Excerpted passage:
• • • •

Phase diagrams and the knowledge of phase transformations of materials represent important information for scientists, materials engineers, and process operators to understand the material behavior during solidification and the whole further processing. Considering the high-temperature range of the iron-carbon (Fe-C) equilibrium phase diagram, illustrated in Figure 2(a), the above mentioned critical/specific steel grades range between the characteristic points C _A and C _B. Upon classifying four different carbon ranges (range I left of C _A, range II between C _A and C _B, range III between C _B and C _C, and range IV right of C _C), a clearly different solidification and transformation sequence is experienced. Table I summarizes the differences in the transformation behavior in the equilibrium binary Fe-C system. Special features are the two different high-temperature phases: δ- and γ-iron, showing significant differences in their densities because of the diverse crystal structure (δ = face-centered cubic/γ = body-centered cubic).[9]

Fig. 2

(a) Fe-C equilibrium diagram with the critical carbon range between 0.09 and 0.17 wt pctC, and (b) influence of alloying elements on the Fe-C system

Table I Different Transformation Characteristics in the Fe-C System

The position of the characteristic point C _A in the pure Fe-C system is given from 0.088[10] to 0.1[11] C wt pct. Here, reliable sources and ThermoCalc 5.0 (Database: FCFE 6) mainly specify 0.09.[12,13] For the point C _B, a value of 0.17[12,13] is given, while the published range is specified from 0.16[11] to 0.18[14] C wt pct.

Steels solidifying according to the range II transformation sequence are of special interest compared with the other three ranges, because in this case, the transformation of δ-Fe to γ-Fe (i.e., the peritectic phase transition L + δ → γ) coincides with the final solidification and ends in the solid. It is believed that this specific transformation sequence during solidification and subsequent cooling is responsible, as previously described, for more defect appearances in the CC process (such as hot tears, surface defects, depression formation, and in the worst case breakouts).

Since steel is made of a multicomponent material alloying elements, which significantly influence the phase diagrams and the position and temperature of the characteristic points C _A, C _B, and C _C have to be considered. This situation is demonstrated in Figure 2(b) in terms of a pseudo-binary Fe-C diagram. The effect of the alloying elements can be distinguished between austenite formers (like Mn, Ni, Cu, etc.) and ferrite formers (like Cr, Mo, Al, etc.). It can also be seen that the presence of higher concentrations of alloying elements prefer the formation of a peritectic ternary region (L + δ + γ). Great efforts were made in the past to describe the influence of alloying elements on the transformation sequence with calculation methods. For process operators of CC machines, it is very important to identify if a specific steel grade is within the critical range II. If the sequence of phase transformations and the characteristic points C _A and C_B are well known, then critical steel grades can be produced safely by target selection of special casting powders, cooling programs and casting speed.[15,16]

Therefore, reliable investigations are essential to find out whether a new steel grade is within the critical range (i.e., between C _A and C _B). In addition, the transformation behavior needs to be characterized in detail. This question goes hand in hand with the search for a reliable and simple laboratory method. In the current study, DSC measurements are used. In order to confirm these results, thermo-optical analyses with a high-temperature HT-LSCM are performed to observe the phase transformations in situ up to the melting point.

• • • •

Problems:
1. Copy the steel solidification passage starting at "Steels solidifying according" and ending at "worst case breakouts).", changing "hot tears" to "hot cracks".
2. In the steel solidification passage, what carbon value do reliable sources and ThermoCalc 5.0 mainly give for the point C _A?
3. Resume the steel solidification passage from its last sentence.

• • • •

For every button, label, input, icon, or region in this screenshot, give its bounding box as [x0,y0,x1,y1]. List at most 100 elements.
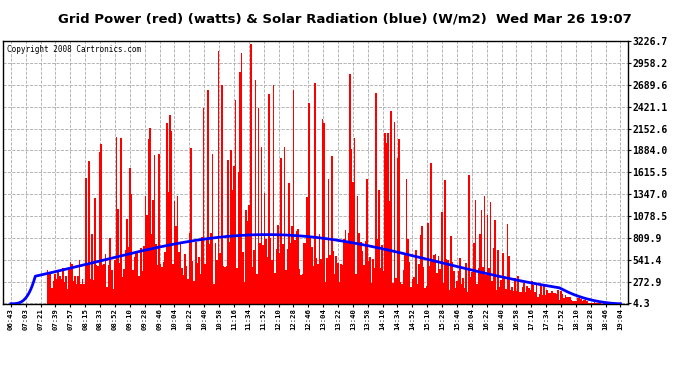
Bar [313,266,314,304]
Bar [230,150,232,304]
Bar [545,295,546,304]
Bar [333,251,334,304]
Bar [183,274,184,304]
Bar [477,268,479,304]
Bar [257,108,259,304]
Bar [497,250,499,304]
Bar [442,284,444,304]
Bar [496,290,497,304]
Bar [140,248,141,304]
Bar [189,234,190,304]
Bar [131,194,132,304]
Bar [132,270,134,304]
Bar [85,178,86,304]
Bar [526,286,528,304]
Bar [393,122,395,304]
Bar [203,108,204,304]
Bar [91,234,92,304]
Bar [67,290,68,304]
Bar [360,242,362,304]
Bar [129,168,131,304]
Bar [115,137,117,304]
Bar [593,302,595,304]
Bar [339,282,340,304]
Bar [290,243,291,304]
Text: Copyright 2008 Cartronics.com: Copyright 2008 Cartronics.com [7,45,141,54]
Bar [415,250,417,304]
Bar [288,183,290,304]
Bar [174,201,175,304]
Bar [465,263,467,304]
Bar [55,274,56,304]
Bar [110,238,111,304]
Bar [481,210,482,304]
Bar [574,301,575,304]
Bar [149,128,150,304]
Bar [569,297,571,304]
Bar [273,85,275,304]
Bar [471,272,473,304]
Bar [284,147,285,304]
Bar [222,266,224,304]
Bar [457,271,460,304]
Bar [571,300,573,304]
Bar [187,279,189,304]
Bar [146,216,148,304]
Bar [197,263,198,304]
Bar [508,256,510,304]
Bar [555,294,557,304]
Bar [170,130,172,304]
Bar [299,269,300,304]
Bar [268,94,270,304]
Bar [375,93,377,304]
Bar [70,262,71,304]
Bar [583,300,584,304]
Bar [217,260,218,304]
Bar [575,302,577,304]
Bar [282,244,284,304]
Bar [62,268,63,304]
Bar [108,266,110,304]
Bar [63,282,65,304]
Bar [500,280,502,304]
Bar [418,264,420,304]
Bar [294,240,296,304]
Bar [603,303,604,304]
Bar [297,229,299,304]
Bar [538,297,539,304]
Bar [235,100,236,304]
Bar [329,255,331,304]
Bar [380,268,382,304]
Bar [275,273,276,304]
Bar [204,264,206,304]
Bar [453,271,455,304]
Bar [363,266,364,304]
Bar [484,196,485,304]
Bar [86,264,88,304]
Bar [195,242,197,304]
Bar [305,243,306,304]
Bar [539,294,540,304]
Bar [184,254,186,304]
Bar [502,253,504,304]
Bar [597,303,598,304]
Bar [119,263,120,304]
Bar [121,277,124,304]
Bar [455,288,456,304]
Bar [432,259,433,304]
Bar [564,295,566,304]
Bar [227,160,228,304]
Bar [447,260,448,304]
Bar [369,257,371,304]
Bar [559,300,560,304]
Bar [100,144,102,304]
Bar [233,166,235,304]
Bar [96,265,97,304]
Bar [546,290,548,304]
Bar [489,268,490,304]
Bar [47,270,48,304]
Bar [342,266,343,304]
Bar [582,300,583,304]
Bar [259,243,261,304]
Bar [154,155,155,304]
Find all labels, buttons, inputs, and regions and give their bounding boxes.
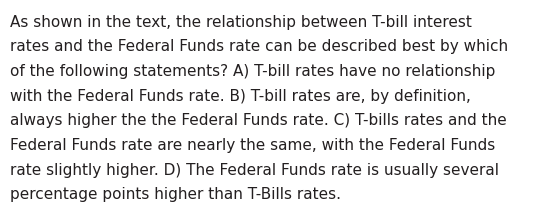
- Text: rate slightly higher. D) The Federal Funds rate is usually several: rate slightly higher. D) The Federal Fun…: [10, 163, 499, 178]
- Text: As shown in the text, the relationship between T-bill interest: As shown in the text, the relationship b…: [10, 15, 472, 30]
- Text: percentage points higher than T-Bills rates.: percentage points higher than T-Bills ra…: [10, 187, 341, 202]
- Text: with the Federal Funds rate. B) T-bill rates are, by definition,: with the Federal Funds rate. B) T-bill r…: [10, 89, 471, 104]
- Text: Federal Funds rate are nearly the same, with the Federal Funds: Federal Funds rate are nearly the same, …: [10, 138, 496, 153]
- Text: rates and the Federal Funds rate can be described best by which: rates and the Federal Funds rate can be …: [10, 39, 508, 54]
- Text: always higher the the Federal Funds rate. C) T-bills rates and the: always higher the the Federal Funds rate…: [10, 113, 507, 128]
- Text: of the following statements? A) T-bill rates have no relationship: of the following statements? A) T-bill r…: [10, 64, 496, 79]
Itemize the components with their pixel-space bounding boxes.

• • • •

In response:
1.
Steels solidifying according to the range II transformation sequence are of special interest compared with the other three ranges, because in this case, the transformation of δ-Fe to γ-Fe (i.e., the peritectic phase transition L + δ → γ) coincides with the final solidification and ends in the solid. It is believed that this specific transformation sequence during solidification and subsequent cooling is responsible, as previously described, for more defect appearances in the CC process (such as hot cracks, surface defects, depression formation, and in the worst case breakouts).

2. 0.09 C wt pct.

3.
In the following sections, different calculation methods to characterize peritectic steel grades (between C _A and C _B) are summarized. The potential of DSC and HT-LSCM measurements to characterize the different transformation characteristics are illustrated based on three different alloys from the ternary system Fe-C-1Si wt pct. Finally, the above described approaches are applied, using the example of a new Fe-0.22C-2Al wt pct alloy. It is demonstrated that one DSC measurement is sufficient to determine the transformation characteristics and to define whether an unknown steel grade is in range I, II (critical), III, or IV. This is carried out by illustrating and discussing the measured DSC signal in comparison with thermo-optical analyses of the microstructure in the same temperature range.

2 Calculation Methods and Model Alloys

In the following sub-sections, four different methods to calculate the influence of alloying elements on the transformation characteristics are summarized. All these methods are tools to characterize steel grades regarding the peritectic phase transformation on the basis of the alloy composition. The first three methods are typical practical tools for industrial CC production.

2.1 Carbon Equivalent Calculations

The most widely used method is to calculate the equivalent carbon content (C _P) by adding up the composition of different alloying elements (C _i) in wt pct with dimensionless weighting coefficients (X _i), where austenite formers are always positively weighted (shift to the right in the Fe-C-system) and ferrite formers negatively. If the calculated value of C _P is between 0.09 and 0.17 (=C _A and C _B in the binary Fe-C system), then the steel is considered as “peritectic and prone to cracks and depressions.” C _P-formulas were published by several authors[17–19] and can—in a generalized form—be written as Eq. [1]:

$$ C_{\rm P} =C_{\rm C} +\sum\limits_{i = 1}^{i = n} {X_{i}^{* } C_{i}} \quad {\text{for }} {\text{example: }} C_{\rm P} =\left[{\text{pct}\, {\text{C}}} \right]+X_{\text{Mn}} * \left[{{\text{pct}}\, {\text{Mn}}} \right] - X_{\rm{Si}} * \left[{{\text{pct}}\, {\text {Si}}} \right]+ \cdots $$

(1)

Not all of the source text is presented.